▸ **Request**: Output every line exactly as written. Leave out pictures.
====== Information provided ======
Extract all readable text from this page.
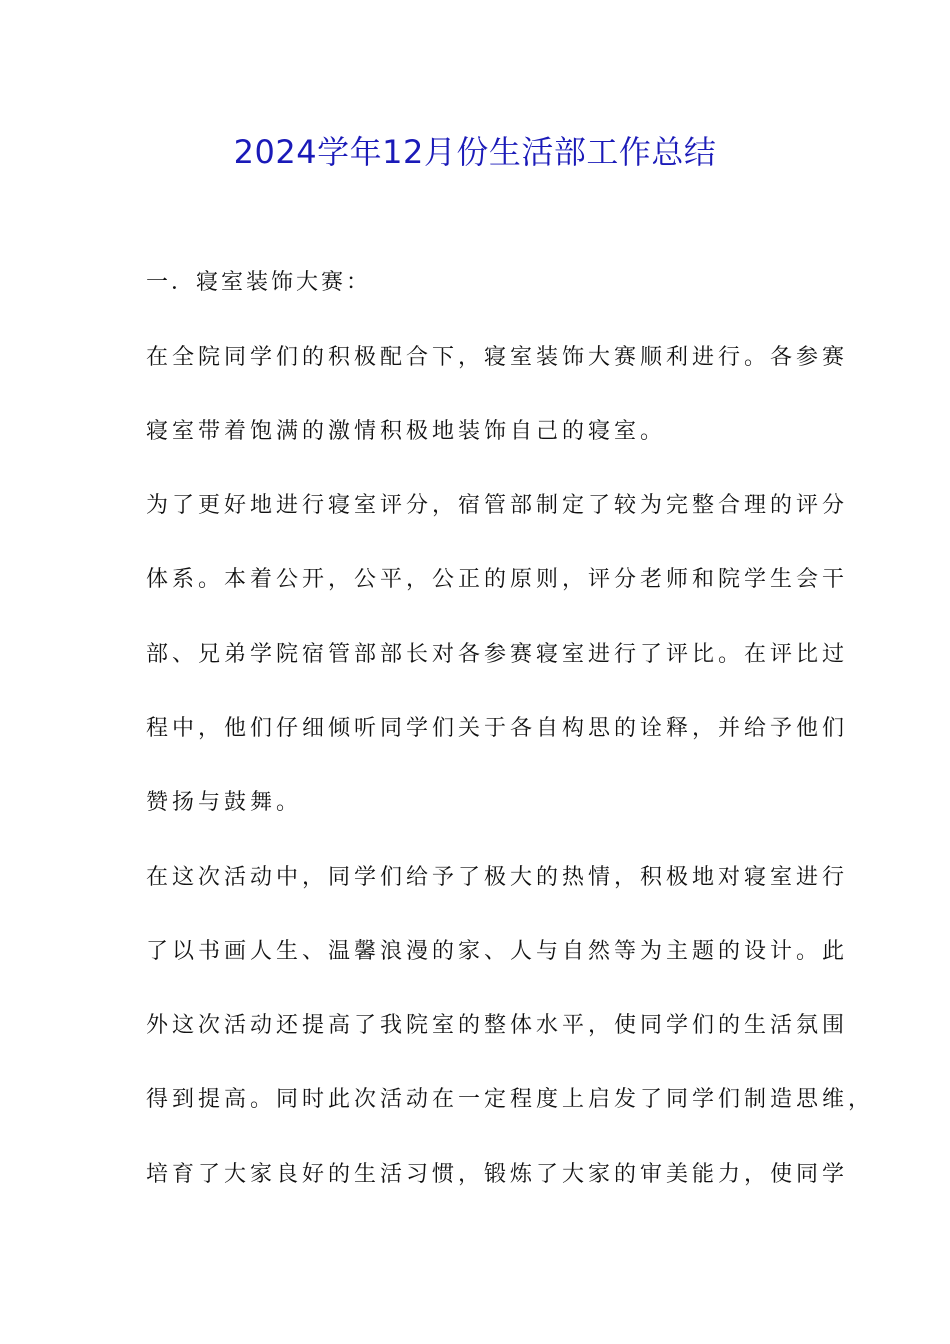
2024学年12月份生活部工作总结
一．寝室装饰大赛：
在全院同学们的积极配合下，寝室装饰大赛顺利进行。各参赛
寝室带着饱满的激情积极地装饰自己的寝室。
为了更好地进行寝室评分，宿管部制定了较为完整合理的评分
体系。本着公开，公平，公正的原则，评分老师和院学生会干
部、兄弟学院宿管部部长对各参赛寝室进行了评比。在评比过
程中，他们仔细倾听同学们关于各自构思的诠释，并给予他们
赞扬与鼓舞。
在这次活动中，同学们给予了极大的热情，积极地对寝室进行
了以书画人生、温馨浪漫的家、人与自然等为主题的设计。此
外这次活动还提高了我院室的整体水平，使同学们的生活氛围
得到提高。同时此次活动在一定程度上启发了同学们制造思维，
培育了大家良好的生活习惯，锻炼了大家的审美能力，使同学
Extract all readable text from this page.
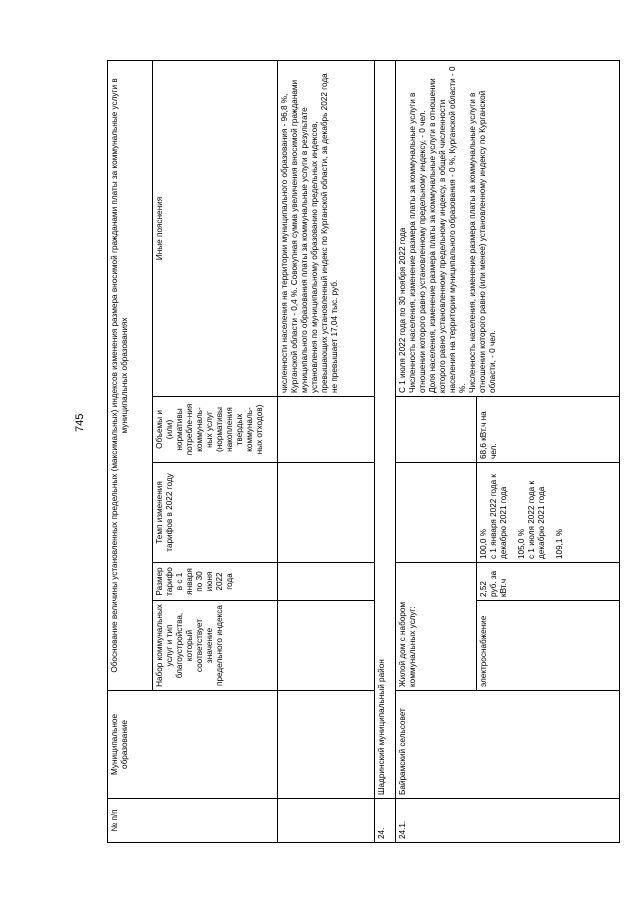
745
№ п/п	Муниципальное образование	Обоснование величины установленных предельных (максимальных) индексов изменения размера вносимой гражданами платы за коммунальные услуги в муниципальных образованиях				
		Набор коммунальных услуг и тип благоустройства, который соответствует значение предельного индекса	Размер тарифов с 1 января по 30 июня 2022 года	Темп изменения тарифов в 2022 году	Объемы и (или) нормативы потребле-ния коммуналь-ных услуг (нормативы накопления твердых коммуналь-ных отходов)	Иные пояснения
						численности населения на территории муниципального образования - 96,8 %, Курганской области - 0,4 %. Совокупная сумма увеличения вносимой гражданами муниципального образования платы за коммунальные услуги в результате установления по муниципальному образованию предельных индексов, превышающих установленный индекс по Курганской области, за декабрь 2022 года не превышает 17,04 тыс. руб.
24.	Шадринский муниципальный район					
24.1.	Байрамский сельсовет	Жилой дом с набором коммунальных услуг:				С 1 июля 2022 года по 30 ноября 2022 года Численность населения, изменение размера платы за коммунальные услуги в отношении которого равно установленному предельному индексу, - 0 чел. Доля населения, изменение размера платы за коммунальные услуги в отношении которого равно установленному предельному индексу, в общей численности населения на территории муниципального образования - 0 %, Курганской области - 0 %. Численность населения, изменение размера платы за коммунальные услуги в отношении которого равно (или менее) установленному индексу по Курганской области, - 0 чел.

		электроснабжение	2,52 руб. за кВт.ч	100,0 % с 1 января 2022 года к декабрю 2021 года 105,0 % с 1 июля 2022 года к декабрю 2021 года 109,1 %	68,6 кВт.ч на чел.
======
▸ **Solution to the problem**:
Extract all readable text from this page.
2024学年12月份生活部工作总结
一．寝室装饰大赛：
在全院同学们的积极配合下，寝室装饰大赛顺利进行。各参赛
寝室带着饱满的激情积极地装饰自己的寝室。
为了更好地进行寝室评分，宿管部制定了较为完整合理的评分
体系。本着公开，公平，公正的原则，评分老师和院学生会干
部、兄弟学院宿管部部长对各参赛寝室进行了评比。在评比过
程中，他们仔细倾听同学们关于各自构思的诠释，并给予他们
赞扬与鼓舞。
在这次活动中，同学们给予了极大的热情，积极地对寝室进行
了以书画人生、温馨浪漫的家、人与自然等为主题的设计。此
外这次活动还提高了我院室的整体水平，使同学们的生活氛围
得到提高。同时此次活动在一定程度上启发了同学们制造思维，
培育了大家良好的生活习惯，锻炼了大家的审美能力，使同学
Extract all readable text from this page.
745
№ п/п	Муниципальное образование	Обоснование величины установленных предельных (максимальных) индексов изменения размера вносимой гражданами платы за коммунальные услуги в муниципальных образованиях				
		Набор коммунальных услуг и тип благоустройства, который соответствует значение предельного индекса	Размер тарифов с 1 января по 30 июня 2022 года	Темп изменения тарифов в 2022 году	Объемы и (или) нормативы потребле-ния коммуналь-ных услуг (нормативы накопления твердых коммуналь-ных отходов)	Иные пояснения
						численности населения на территории муниципального образования - 96,8 %, Курганской области - 0,4 %. Совокупная сумма увеличения вносимой гражданами муниципального образования платы за коммунальные услуги в результате установления по муниципальному образованию предельных индексов, превышающих установленный индекс по Курганской области, за декабрь 2022 года не превышает 17,04 тыс. руб.
24.	Шадринский муниципальный район					
24.1.	Байрамский сельсовет	Жилой дом с набором коммунальных услуг:				С 1 июля 2022 года по 30 ноября 2022 года Численность населения, изменение размера платы за коммунальные услуги в отношении которого равно установленному предельному индексу, - 0 чел. Доля населения, изменение размера платы за коммунальные услуги в отношении которого равно установленному предельному индексу, в общей численности населения на территории муниципального образования - 0 %, Курганской области - 0 %. Численность населения, изменение размера платы за коммунальные услуги в отношении которого равно (или менее) установленному индексу по Курганской области, - 0 чел.

		электроснабжение	2,52 руб. за кВт.ч	100,0 % с 1 января 2022 года к декабрю 2021 года 105,0 % с 1 июля 2022 года к декабрю 2021 года 109,1 %	68,6 кВт.ч на чел.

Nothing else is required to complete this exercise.